(Your task)
State how many lines hold the word "JTWC", with no other words.

(Dataset rows)
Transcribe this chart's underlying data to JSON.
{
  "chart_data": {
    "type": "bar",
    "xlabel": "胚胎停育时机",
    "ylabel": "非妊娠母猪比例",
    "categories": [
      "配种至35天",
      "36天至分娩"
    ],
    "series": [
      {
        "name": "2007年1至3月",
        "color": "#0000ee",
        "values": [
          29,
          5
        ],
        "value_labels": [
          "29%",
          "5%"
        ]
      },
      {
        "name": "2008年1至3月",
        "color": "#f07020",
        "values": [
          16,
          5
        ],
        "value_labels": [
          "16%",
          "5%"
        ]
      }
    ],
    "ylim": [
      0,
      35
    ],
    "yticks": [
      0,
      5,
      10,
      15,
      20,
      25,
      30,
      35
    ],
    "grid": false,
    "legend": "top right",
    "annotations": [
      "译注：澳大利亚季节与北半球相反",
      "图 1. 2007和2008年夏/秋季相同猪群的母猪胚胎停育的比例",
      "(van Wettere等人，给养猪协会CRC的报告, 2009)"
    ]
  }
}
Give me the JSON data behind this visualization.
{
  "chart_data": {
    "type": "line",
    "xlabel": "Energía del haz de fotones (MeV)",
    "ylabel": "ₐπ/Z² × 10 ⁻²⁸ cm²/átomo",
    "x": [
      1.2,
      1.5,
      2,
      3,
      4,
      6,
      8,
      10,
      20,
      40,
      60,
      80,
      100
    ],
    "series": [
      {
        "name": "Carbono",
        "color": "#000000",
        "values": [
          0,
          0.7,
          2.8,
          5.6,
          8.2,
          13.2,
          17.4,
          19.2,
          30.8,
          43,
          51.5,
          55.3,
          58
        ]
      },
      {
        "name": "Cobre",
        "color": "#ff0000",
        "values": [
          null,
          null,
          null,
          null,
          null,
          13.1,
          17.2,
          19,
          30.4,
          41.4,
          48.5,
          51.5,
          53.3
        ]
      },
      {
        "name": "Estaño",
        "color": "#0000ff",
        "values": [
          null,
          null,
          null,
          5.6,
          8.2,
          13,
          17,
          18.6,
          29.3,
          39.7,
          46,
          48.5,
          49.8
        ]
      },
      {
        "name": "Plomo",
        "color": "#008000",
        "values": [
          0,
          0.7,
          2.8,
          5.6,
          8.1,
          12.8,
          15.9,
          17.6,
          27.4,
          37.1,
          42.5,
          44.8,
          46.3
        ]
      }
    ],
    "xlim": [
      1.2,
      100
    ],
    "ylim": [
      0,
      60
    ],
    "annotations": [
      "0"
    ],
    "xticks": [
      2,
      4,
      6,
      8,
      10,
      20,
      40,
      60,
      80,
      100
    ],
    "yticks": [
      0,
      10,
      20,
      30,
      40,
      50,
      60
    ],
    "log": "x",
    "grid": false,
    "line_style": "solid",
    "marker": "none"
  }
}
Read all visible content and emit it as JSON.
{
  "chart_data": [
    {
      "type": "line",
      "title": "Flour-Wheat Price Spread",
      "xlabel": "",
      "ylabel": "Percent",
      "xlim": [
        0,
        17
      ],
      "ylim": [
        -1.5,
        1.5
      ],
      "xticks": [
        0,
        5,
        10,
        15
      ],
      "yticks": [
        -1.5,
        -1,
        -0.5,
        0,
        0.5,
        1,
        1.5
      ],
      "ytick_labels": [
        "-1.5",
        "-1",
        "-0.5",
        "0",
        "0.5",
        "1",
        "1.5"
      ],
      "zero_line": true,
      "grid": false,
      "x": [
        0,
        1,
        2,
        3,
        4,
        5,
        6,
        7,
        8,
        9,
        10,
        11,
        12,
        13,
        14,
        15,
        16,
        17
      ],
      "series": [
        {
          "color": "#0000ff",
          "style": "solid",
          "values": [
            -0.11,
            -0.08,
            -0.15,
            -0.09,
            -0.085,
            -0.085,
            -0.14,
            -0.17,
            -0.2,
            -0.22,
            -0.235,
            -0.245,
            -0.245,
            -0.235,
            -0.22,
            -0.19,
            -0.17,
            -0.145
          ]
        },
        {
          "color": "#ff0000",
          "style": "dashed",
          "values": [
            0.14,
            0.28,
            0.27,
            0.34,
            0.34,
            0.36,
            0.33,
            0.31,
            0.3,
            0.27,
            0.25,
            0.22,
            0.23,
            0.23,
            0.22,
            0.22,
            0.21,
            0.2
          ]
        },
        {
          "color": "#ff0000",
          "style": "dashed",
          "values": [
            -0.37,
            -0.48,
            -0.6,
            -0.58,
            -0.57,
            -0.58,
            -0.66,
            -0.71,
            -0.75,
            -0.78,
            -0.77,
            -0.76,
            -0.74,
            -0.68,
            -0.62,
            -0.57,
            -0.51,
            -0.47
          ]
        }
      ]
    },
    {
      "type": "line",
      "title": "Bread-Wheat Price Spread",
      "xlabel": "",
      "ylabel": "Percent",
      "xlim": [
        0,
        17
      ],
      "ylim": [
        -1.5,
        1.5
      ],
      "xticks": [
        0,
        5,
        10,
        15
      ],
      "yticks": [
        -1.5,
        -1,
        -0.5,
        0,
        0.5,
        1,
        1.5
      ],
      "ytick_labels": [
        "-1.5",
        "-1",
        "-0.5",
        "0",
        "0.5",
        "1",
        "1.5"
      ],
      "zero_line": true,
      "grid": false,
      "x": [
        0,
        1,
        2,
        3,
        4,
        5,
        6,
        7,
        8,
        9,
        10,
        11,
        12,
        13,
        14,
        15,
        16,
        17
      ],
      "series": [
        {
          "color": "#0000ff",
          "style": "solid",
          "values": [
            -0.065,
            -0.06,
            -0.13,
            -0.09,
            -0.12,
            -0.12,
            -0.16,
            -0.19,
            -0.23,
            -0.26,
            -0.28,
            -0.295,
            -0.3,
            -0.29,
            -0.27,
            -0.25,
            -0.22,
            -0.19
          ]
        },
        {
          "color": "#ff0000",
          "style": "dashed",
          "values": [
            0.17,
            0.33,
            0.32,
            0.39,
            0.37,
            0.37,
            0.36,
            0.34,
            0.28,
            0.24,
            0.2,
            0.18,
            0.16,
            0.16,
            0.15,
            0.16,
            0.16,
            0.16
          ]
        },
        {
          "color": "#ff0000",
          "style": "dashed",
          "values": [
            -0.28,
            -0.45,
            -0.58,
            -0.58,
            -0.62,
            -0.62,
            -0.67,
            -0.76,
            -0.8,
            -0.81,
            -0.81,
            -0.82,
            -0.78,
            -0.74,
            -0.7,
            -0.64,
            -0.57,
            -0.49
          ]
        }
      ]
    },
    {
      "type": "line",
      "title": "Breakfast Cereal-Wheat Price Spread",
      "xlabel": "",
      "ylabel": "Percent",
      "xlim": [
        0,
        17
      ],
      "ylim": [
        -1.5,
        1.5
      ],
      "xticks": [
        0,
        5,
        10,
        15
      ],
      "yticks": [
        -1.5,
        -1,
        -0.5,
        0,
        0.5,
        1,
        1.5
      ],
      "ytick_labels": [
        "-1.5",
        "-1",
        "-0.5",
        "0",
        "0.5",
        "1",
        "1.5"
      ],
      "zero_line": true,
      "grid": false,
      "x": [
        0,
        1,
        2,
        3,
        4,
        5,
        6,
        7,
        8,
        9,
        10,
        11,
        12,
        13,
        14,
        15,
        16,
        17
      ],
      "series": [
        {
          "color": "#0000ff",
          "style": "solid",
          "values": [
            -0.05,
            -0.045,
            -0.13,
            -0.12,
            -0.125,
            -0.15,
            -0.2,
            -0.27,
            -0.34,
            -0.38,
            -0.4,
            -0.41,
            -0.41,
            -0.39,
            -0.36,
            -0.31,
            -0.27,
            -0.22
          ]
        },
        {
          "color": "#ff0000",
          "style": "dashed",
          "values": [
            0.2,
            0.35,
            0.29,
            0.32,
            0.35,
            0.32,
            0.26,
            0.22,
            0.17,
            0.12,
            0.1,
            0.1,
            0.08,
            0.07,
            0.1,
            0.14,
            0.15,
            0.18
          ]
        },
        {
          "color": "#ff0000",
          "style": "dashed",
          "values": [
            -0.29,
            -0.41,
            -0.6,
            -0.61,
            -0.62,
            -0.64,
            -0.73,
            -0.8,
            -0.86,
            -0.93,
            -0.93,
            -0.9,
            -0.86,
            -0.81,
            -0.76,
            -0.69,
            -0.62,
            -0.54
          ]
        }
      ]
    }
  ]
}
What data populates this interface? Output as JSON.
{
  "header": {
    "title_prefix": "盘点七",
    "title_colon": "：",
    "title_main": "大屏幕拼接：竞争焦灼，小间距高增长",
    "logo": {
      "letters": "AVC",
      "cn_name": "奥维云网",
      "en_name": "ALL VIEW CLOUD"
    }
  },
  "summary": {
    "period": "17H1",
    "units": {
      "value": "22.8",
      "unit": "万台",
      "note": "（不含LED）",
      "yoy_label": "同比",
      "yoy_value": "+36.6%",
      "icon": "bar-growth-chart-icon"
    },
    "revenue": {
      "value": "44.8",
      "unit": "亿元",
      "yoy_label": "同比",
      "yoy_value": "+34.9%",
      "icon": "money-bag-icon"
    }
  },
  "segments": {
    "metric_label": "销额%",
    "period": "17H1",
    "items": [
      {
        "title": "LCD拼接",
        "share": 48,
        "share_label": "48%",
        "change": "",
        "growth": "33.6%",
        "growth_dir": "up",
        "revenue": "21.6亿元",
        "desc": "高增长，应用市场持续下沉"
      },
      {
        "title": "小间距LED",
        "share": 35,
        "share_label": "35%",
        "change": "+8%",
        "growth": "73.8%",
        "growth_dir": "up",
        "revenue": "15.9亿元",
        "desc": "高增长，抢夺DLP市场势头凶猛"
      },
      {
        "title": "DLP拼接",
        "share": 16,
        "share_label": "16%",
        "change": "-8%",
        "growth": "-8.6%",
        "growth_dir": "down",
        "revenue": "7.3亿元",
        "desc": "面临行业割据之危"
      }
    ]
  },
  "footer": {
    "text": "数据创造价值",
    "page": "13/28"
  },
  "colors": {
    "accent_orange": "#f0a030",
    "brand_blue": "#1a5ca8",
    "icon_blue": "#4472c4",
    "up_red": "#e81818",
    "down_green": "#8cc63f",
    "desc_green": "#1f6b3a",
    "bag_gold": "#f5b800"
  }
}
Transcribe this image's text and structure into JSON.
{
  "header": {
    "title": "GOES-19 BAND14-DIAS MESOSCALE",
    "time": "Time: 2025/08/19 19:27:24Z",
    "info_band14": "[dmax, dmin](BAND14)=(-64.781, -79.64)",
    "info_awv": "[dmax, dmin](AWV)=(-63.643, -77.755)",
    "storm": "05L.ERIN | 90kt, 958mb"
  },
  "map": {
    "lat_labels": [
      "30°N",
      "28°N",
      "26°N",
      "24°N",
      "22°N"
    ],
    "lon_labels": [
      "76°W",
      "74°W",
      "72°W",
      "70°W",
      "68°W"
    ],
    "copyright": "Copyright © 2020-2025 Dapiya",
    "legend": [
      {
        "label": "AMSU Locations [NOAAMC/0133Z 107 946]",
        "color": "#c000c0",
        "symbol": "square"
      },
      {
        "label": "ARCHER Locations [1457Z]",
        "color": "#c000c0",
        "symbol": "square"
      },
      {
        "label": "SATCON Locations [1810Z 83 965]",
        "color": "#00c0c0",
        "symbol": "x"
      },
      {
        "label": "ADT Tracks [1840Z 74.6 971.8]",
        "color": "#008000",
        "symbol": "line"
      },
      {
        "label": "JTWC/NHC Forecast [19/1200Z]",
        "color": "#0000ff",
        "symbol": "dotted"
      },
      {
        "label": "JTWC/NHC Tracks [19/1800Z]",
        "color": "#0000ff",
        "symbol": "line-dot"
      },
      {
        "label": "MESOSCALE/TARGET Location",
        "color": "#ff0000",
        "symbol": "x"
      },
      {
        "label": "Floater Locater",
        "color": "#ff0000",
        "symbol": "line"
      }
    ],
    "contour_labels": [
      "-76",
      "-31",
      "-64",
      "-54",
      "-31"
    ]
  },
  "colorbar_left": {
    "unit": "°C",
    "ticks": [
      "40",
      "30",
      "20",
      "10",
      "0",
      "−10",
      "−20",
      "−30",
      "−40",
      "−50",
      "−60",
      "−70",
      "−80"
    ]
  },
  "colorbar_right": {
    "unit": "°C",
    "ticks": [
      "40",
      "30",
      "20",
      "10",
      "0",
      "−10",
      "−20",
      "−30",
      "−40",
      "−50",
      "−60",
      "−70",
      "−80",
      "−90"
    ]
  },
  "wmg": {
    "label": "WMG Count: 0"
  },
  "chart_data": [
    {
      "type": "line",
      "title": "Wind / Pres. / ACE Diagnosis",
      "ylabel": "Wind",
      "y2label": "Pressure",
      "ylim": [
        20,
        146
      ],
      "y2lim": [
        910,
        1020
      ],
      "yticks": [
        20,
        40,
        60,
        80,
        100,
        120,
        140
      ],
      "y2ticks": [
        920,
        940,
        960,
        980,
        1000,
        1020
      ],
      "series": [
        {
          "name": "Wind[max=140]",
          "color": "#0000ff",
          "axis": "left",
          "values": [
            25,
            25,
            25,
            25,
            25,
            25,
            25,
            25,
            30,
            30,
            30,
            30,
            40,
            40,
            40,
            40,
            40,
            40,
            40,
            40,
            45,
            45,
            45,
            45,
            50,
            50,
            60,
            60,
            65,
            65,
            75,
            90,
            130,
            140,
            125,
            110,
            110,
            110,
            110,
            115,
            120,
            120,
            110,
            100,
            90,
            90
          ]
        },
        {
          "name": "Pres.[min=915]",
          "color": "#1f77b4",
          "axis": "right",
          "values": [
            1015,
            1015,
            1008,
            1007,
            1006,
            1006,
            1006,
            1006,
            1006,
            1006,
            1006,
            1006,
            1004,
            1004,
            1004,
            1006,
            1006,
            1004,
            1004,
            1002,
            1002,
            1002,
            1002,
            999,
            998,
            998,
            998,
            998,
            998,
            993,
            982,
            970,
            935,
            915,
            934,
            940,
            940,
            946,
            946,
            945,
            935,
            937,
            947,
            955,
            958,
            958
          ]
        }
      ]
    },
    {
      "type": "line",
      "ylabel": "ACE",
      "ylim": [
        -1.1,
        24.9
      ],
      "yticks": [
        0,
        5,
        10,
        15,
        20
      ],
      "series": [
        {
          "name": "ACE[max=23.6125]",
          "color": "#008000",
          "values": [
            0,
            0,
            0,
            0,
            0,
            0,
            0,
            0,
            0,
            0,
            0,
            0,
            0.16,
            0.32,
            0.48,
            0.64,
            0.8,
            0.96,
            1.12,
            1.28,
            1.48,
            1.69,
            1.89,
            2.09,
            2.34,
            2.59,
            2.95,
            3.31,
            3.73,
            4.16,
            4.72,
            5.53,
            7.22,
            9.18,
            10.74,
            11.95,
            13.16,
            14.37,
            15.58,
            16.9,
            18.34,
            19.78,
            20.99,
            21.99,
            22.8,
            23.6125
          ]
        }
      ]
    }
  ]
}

(Answer to this problem)
2